**READING PASSAGE**
+ + +

A story tells that Huang Yueying challenged her suitors to visit her personally by claiming that she was ugly. In the event that a suitor would visit her, she would hide herself under veils as a quiet dare to test their resolve. When Zhuge Liang came to her, her figure was silhouetted by moonlight and her head was covered with two red veils. Unlike other men, Zhuge Liang entered her room alone and did not hesitate in removing her disguises. As he removed the first veil from her face, he calmly stated that her ugliness was a misunderstanding by her father. Zhuge Liang was then rewarded by Huang Yueying's joyful visage and gratification.

Folktales ascribe to her the creation of not only Zhuge Liang's wooden ox and flowing horse but fantastic inventions, including cooking robots. Lady Huang did not long survive her husband, who died in 234 A.D. On her deathbed, she instructed her son Zhuge Zhan to "be loyal and filial."

A memorial for her exists in her supposed hometown of Huangjiawan (黄家湾) in Yao'an Village (姚庵村) outside Xiangyang.

+ + +

**DATA SUPPLIED**
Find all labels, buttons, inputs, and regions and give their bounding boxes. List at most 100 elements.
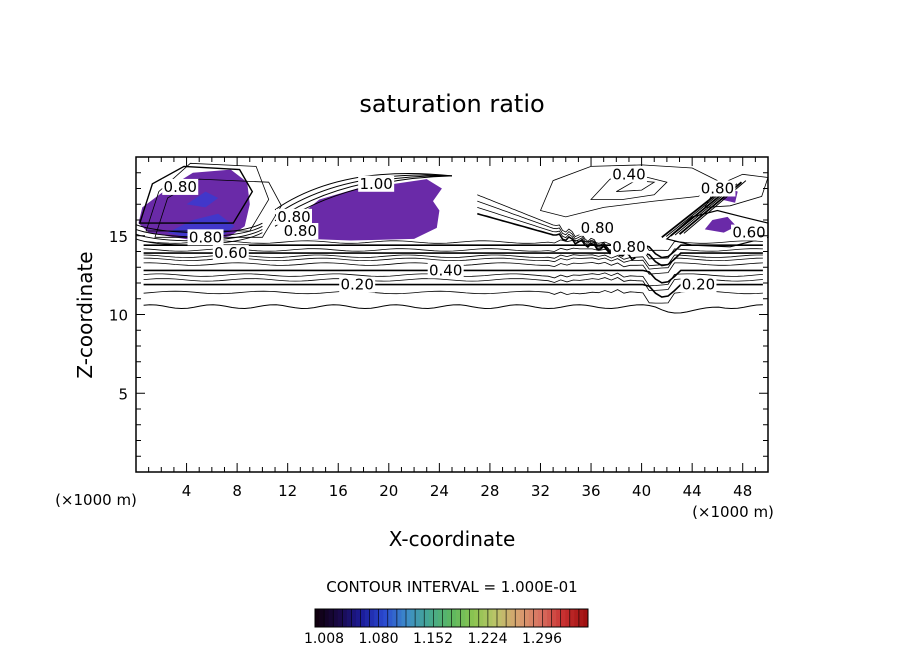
colorbar-cell bbox=[406, 609, 411, 627]
fill-core bbox=[186, 191, 219, 208]
y-tick-label: 5 bbox=[118, 385, 128, 403]
colorbar-cell bbox=[492, 609, 498, 627]
supersaturation-fills bbox=[138, 169, 738, 243]
x-tick-label: 24 bbox=[430, 482, 449, 500]
plot-area: 0.80 1.000.400.800.800.600.800.400.20 0.20… bbox=[109, 156, 769, 500]
contour-line bbox=[143, 239, 763, 251]
contour-line bbox=[143, 277, 763, 292]
colorbar-cell bbox=[560, 609, 566, 627]
contour-label: 0.40 bbox=[429, 261, 462, 279]
x-tick-label: 36 bbox=[581, 482, 600, 500]
contour-label-bg bbox=[610, 166, 647, 183]
contour-labels: 0.80 1.000.400.800.800.600.800.400.20 0.20… bbox=[162, 165, 768, 294]
x-unit-left: (×1000 m) bbox=[55, 491, 137, 509]
x-tick-label: 44 bbox=[683, 482, 702, 500]
colorbar-cell bbox=[515, 609, 521, 627]
contour-line bbox=[138, 165, 254, 224]
contour-line bbox=[143, 283, 763, 298]
y-axis-ticks: 5 10 15 bbox=[109, 172, 768, 457]
colorbar-cell bbox=[574, 609, 580, 627]
colorbar-cell bbox=[324, 609, 330, 627]
colorbar-cell bbox=[383, 609, 389, 627]
x-tick-label: 40 bbox=[632, 482, 651, 500]
colorbar-cell bbox=[497, 609, 502, 627]
y-tick-label: 10 bbox=[109, 307, 128, 325]
x-axis-label: X-coordinate bbox=[389, 527, 516, 551]
colorbar-cell bbox=[378, 609, 384, 627]
contour-label-bg bbox=[610, 238, 647, 255]
contour-line bbox=[143, 289, 763, 304]
contour-label-bg bbox=[187, 229, 224, 246]
colorbar-cell bbox=[337, 609, 343, 627]
contour-label-bg bbox=[276, 208, 312, 225]
fill-region bbox=[294, 179, 442, 241]
colorbar-tick-label: 1.008 bbox=[304, 631, 344, 647]
colorbar-cell bbox=[569, 609, 575, 627]
contour-line bbox=[661, 187, 725, 239]
contour-label-bg bbox=[699, 180, 736, 197]
colorbar-cell bbox=[483, 609, 489, 627]
x-tick-label: 48 bbox=[733, 482, 752, 500]
colorbar-cell bbox=[328, 609, 334, 627]
colorbar-cell bbox=[401, 609, 407, 627]
contour-line bbox=[477, 212, 636, 261]
colorbar-cell bbox=[519, 609, 525, 627]
contour-label: 0.80 bbox=[189, 228, 222, 246]
colorbar-cell bbox=[524, 609, 530, 627]
colorbar-cell bbox=[501, 609, 507, 627]
contour-label: 0.80 bbox=[581, 219, 614, 237]
colorbar-cell bbox=[365, 609, 370, 627]
colorbar-cell bbox=[551, 609, 557, 627]
colorbar-cell bbox=[528, 609, 534, 627]
colorbar-cell bbox=[583, 609, 589, 627]
colorbar-cell bbox=[351, 609, 357, 627]
colorbar-cell bbox=[469, 609, 475, 627]
contour-label: 0.40 bbox=[612, 165, 645, 183]
contour-label: 0.80 bbox=[612, 238, 645, 256]
chart-title: saturation ratio bbox=[359, 90, 544, 118]
colorbar-cell bbox=[578, 609, 584, 627]
colorbar-frame bbox=[314, 608, 589, 628]
contour-label-bg bbox=[282, 223, 319, 240]
colorbar-cell bbox=[456, 609, 461, 627]
colorbar-cell bbox=[510, 609, 516, 627]
contour-line bbox=[683, 180, 747, 234]
colorbar-cell bbox=[419, 609, 425, 627]
colorbar-cell bbox=[547, 609, 552, 627]
contour-label-bg bbox=[162, 178, 199, 195]
colorbar-cell bbox=[433, 609, 439, 627]
colorbar-cell bbox=[506, 609, 512, 627]
colorbar-cell bbox=[428, 609, 434, 627]
x-tick-label: 12 bbox=[278, 482, 297, 500]
contour-label-bg bbox=[579, 219, 616, 236]
contour-line bbox=[154, 178, 282, 238]
colorbar-tick-labels: 1.008 1.080 1.152 1.224 1.296 bbox=[304, 631, 562, 647]
colorbar-cell bbox=[533, 609, 539, 627]
fill-region bbox=[704, 216, 737, 233]
colorbar-tick-label: 1.152 bbox=[413, 631, 453, 647]
colorbar-cell bbox=[474, 609, 480, 627]
contour-label: 0.60 bbox=[214, 244, 247, 262]
x-tick-label: 32 bbox=[531, 482, 550, 500]
contour-label: 0.20 bbox=[682, 276, 715, 294]
colorbar-cell bbox=[355, 609, 361, 627]
colorbar-cell bbox=[396, 609, 402, 627]
contour-label-bg bbox=[680, 276, 717, 293]
x-tick-label: 4 bbox=[182, 482, 192, 500]
colorbar-cell bbox=[342, 609, 348, 627]
colorbar-cell bbox=[374, 609, 380, 627]
colorbar-cell bbox=[542, 609, 548, 627]
colorbar-cell bbox=[437, 609, 443, 627]
colorbar-tick-label: 1.080 bbox=[358, 631, 398, 647]
contour-label: 1.00 bbox=[359, 175, 392, 193]
colorbar-cell bbox=[333, 609, 339, 627]
colorbar-cell bbox=[410, 609, 416, 627]
contour-label: 0.80 bbox=[701, 180, 734, 198]
colorbar-tick-label: 1.296 bbox=[522, 631, 562, 647]
colorbar-cell bbox=[565, 609, 571, 627]
contour-label: 0.80 bbox=[277, 208, 310, 226]
contour-label-bg bbox=[339, 276, 376, 293]
colorbar-cell bbox=[442, 609, 448, 627]
x-unit-right: (×1000 m) bbox=[692, 503, 774, 521]
x-tick-label: 16 bbox=[329, 482, 348, 500]
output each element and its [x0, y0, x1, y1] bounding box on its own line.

+ + +

**TASK LIST**
a - Rewrite the Huang Yueying passage from "Folktales ascribe to" to "(姚庵村) outside Xiangyang.", swapping "husband" for "spouse".
b - Name every place mentioned in the passage about Huang Yueying.

**RESULTS OF THE EXERCISE**
a -
Folktales ascribe to her the creation of not only Zhuge Liang's wooden ox and flowing horse but fantastic inventions, including cooking robots. Lady Huang did not long survive her spouse, who died in 234 A.D. On her deathbed, she instructed her son Zhuge Zhan to "be loyal and filial."

A memorial for her exists in her supposed hometown of Huangjiawan (黄家湾) in Yao'an Village (姚庵村) outside Xiangyang.

b -
- Huangjiawan (黄家湾)
- Yao'an Village (姚庵村)
- Xiangyang